▶ _TASK TO COMPLETE_
Every record is to be printed exactly as it appears.

Recorded data
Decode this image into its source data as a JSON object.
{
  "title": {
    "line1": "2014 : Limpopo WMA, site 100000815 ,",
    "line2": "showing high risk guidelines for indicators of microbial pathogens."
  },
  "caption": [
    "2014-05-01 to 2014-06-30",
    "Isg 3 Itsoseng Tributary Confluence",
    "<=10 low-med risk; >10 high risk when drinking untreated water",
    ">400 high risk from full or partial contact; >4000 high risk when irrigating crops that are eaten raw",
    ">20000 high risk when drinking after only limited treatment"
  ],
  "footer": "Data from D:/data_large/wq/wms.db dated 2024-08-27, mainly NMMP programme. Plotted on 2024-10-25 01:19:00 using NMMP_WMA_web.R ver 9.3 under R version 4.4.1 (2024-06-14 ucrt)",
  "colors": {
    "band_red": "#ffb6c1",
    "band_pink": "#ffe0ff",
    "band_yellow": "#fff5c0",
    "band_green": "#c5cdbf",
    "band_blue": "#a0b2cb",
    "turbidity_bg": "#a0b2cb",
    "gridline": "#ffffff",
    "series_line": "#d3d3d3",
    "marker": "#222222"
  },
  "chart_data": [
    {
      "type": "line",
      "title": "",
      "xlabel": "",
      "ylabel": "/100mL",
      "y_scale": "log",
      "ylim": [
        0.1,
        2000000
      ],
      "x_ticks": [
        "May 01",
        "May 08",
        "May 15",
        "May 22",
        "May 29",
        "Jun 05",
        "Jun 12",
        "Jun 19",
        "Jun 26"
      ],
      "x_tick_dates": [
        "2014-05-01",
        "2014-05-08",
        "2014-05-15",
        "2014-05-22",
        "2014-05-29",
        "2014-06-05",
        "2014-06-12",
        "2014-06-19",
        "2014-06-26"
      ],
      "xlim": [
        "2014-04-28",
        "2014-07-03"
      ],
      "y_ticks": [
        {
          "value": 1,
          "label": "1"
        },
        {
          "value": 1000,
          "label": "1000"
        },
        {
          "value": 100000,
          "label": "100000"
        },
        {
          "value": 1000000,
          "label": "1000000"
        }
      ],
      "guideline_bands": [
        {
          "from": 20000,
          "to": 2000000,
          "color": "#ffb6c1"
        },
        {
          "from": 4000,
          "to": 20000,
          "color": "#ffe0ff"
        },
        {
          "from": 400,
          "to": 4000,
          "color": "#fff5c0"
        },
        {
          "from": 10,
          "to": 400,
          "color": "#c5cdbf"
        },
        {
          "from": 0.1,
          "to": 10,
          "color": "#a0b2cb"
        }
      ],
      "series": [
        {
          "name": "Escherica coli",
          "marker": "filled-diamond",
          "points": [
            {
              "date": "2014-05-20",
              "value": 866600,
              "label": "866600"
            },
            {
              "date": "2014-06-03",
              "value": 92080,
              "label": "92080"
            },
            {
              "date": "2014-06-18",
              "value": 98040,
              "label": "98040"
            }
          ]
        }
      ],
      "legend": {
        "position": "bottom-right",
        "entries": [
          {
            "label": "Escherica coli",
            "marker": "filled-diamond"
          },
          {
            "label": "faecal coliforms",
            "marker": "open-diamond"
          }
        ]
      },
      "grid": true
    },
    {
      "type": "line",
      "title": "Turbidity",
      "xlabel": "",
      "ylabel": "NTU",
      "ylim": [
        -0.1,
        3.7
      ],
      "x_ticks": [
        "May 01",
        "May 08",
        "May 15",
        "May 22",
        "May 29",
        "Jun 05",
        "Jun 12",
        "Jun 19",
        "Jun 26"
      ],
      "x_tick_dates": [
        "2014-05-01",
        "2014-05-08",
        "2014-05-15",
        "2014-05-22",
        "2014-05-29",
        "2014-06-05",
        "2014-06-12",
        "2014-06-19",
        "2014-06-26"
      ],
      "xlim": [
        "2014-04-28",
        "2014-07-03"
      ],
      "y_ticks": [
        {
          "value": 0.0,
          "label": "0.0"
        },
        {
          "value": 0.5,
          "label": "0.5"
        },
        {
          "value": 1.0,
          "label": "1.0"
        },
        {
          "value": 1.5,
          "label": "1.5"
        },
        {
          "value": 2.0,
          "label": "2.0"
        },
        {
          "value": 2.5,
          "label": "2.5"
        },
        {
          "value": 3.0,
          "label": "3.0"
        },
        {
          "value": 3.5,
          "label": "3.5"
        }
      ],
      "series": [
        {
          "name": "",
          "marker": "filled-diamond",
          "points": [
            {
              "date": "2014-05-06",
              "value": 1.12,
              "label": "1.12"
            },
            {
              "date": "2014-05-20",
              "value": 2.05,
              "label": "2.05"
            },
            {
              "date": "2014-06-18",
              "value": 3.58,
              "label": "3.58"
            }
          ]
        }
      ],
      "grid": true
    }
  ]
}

▶ _OUTPUT FOR THIS EXERCISE_
Decode this image into its source data as a JSON object.
{
  "title": {
    "line1": "2014 : Limpopo WMA, site 100000815 ,",
    "line2": "showing high risk guidelines for indicators of microbial pathogens."
  },
  "caption": [
    "2014-05-01 to 2014-06-30",
    "Isg 3 Itsoseng Tributary Confluence",
    "<=10 low-med risk; >10 high risk when drinking untreated water",
    ">400 high risk from full or partial contact; >4000 high risk when irrigating crops that are eaten raw",
    ">20000 high risk when drinking after only limited treatment"
  ],
  "footer": "Data from D:/data_large/wq/wms.db dated 2024-08-27, mainly NMMP programme. Plotted on 2024-10-25 01:19:00 using NMMP_WMA_web.R ver 9.3 under R version 4.4.1 (2024-06-14 ucrt)",
  "colors": {
    "band_red": "#ffb6c1",
    "band_pink": "#ffe0ff",
    "band_yellow": "#fff5c0",
    "band_green": "#c5cdbf",
    "band_blue": "#a0b2cb",
    "turbidity_bg": "#a0b2cb",
    "gridline": "#ffffff",
    "series_line": "#d3d3d3",
    "marker": "#222222"
  },
  "chart_data": [
    {
      "type": "line",
      "title": "",
      "xlabel": "",
      "ylabel": "/100mL",
      "y_scale": "log",
      "ylim": [
        0.1,
        2000000
      ],
      "x_ticks": [
        "May 01",
        "May 08",
        "May 15",
        "May 22",
        "May 29",
        "Jun 05",
        "Jun 12",
        "Jun 19",
        "Jun 26"
      ],
      "x_tick_dates": [
        "2014-05-01",
        "2014-05-08",
        "2014-05-15",
        "2014-05-22",
        "2014-05-29",
        "2014-06-05",
        "2014-06-12",
        "2014-06-19",
        "2014-06-26"
      ],
      "xlim": [
        "2014-04-28",
        "2014-07-03"
      ],
      "y_ticks": [
        {
          "value": 1,
          "label": "1"
        },
        {
          "value": 1000,
          "label": "1000"
        },
        {
          "value": 100000,
          "label": "100000"
        },
        {
          "value": 1000000,
          "label": "1000000"
        }
      ],
      "guideline_bands": [
        {
          "from": 20000,
          "to": 2000000,
          "color": "#ffb6c1"
        },
        {
          "from": 4000,
          "to": 20000,
          "color": "#ffe0ff"
        },
        {
          "from": 400,
          "to": 4000,
          "color": "#fff5c0"
        },
        {
          "from": 10,
          "to": 400,
          "color": "#c5cdbf"
        },
        {
          "from": 0.1,
          "to": 10,
          "color": "#a0b2cb"
        }
      ],
      "series": [
        {
          "name": "Escherica coli",
          "marker": "filled-diamond",
          "points": [
            {
              "date": "2014-05-20",
              "value": 866600,
              "label": "866600"
            },
            {
              "date": "2014-06-03",
              "value": 92080,
              "label": "92080"
            },
            {
              "date": "2014-06-18",
              "value": 98040,
              "label": "98040"
            }
          ]
        }
      ],
      "legend": {
        "position": "bottom-right",
        "entries": [
          {
            "label": "Escherica coli",
            "marker": "filled-diamond"
          },
          {
            "label": "faecal coliforms",
            "marker": "open-diamond"
          }
        ]
      },
      "grid": true
    },
    {
      "type": "line",
      "title": "Turbidity",
      "xlabel": "",
      "ylabel": "NTU",
      "ylim": [
        -0.1,
        3.7
      ],
      "x_ticks": [
        "May 01",
        "May 08",
        "May 15",
        "May 22",
        "May 29",
        "Jun 05",
        "Jun 12",
        "Jun 19",
        "Jun 26"
      ],
      "x_tick_dates": [
        "2014-05-01",
        "2014-05-08",
        "2014-05-15",
        "2014-05-22",
        "2014-05-29",
        "2014-06-05",
        "2014-06-12",
        "2014-06-19",
        "2014-06-26"
      ],
      "xlim": [
        "2014-04-28",
        "2014-07-03"
      ],
      "y_ticks": [
        {
          "value": 0.0,
          "label": "0.0"
        },
        {
          "value": 0.5,
          "label": "0.5"
        },
        {
          "value": 1.0,
          "label": "1.0"
        },
        {
          "value": 1.5,
          "label": "1.5"
        },
        {
          "value": 2.0,
          "label": "2.0"
        },
        {
          "value": 2.5,
          "label": "2.5"
        },
        {
          "value": 3.0,
          "label": "3.0"
        },
        {
          "value": 3.5,
          "label": "3.5"
        }
      ],
      "series": [
        {
          "name": "",
          "marker": "filled-diamond",
          "points": [
            {
              "date": "2014-05-06",
              "value": 1.12,
              "label": "1.12"
            },
            {
              "date": "2014-05-20",
              "value": 2.05,
              "label": "2.05"
            },
            {
              "date": "2014-06-18",
              "value": 3.58,
              "label": "3.58"
            }
          ]
        }
      ],
      "grid": true
    }
  ]
}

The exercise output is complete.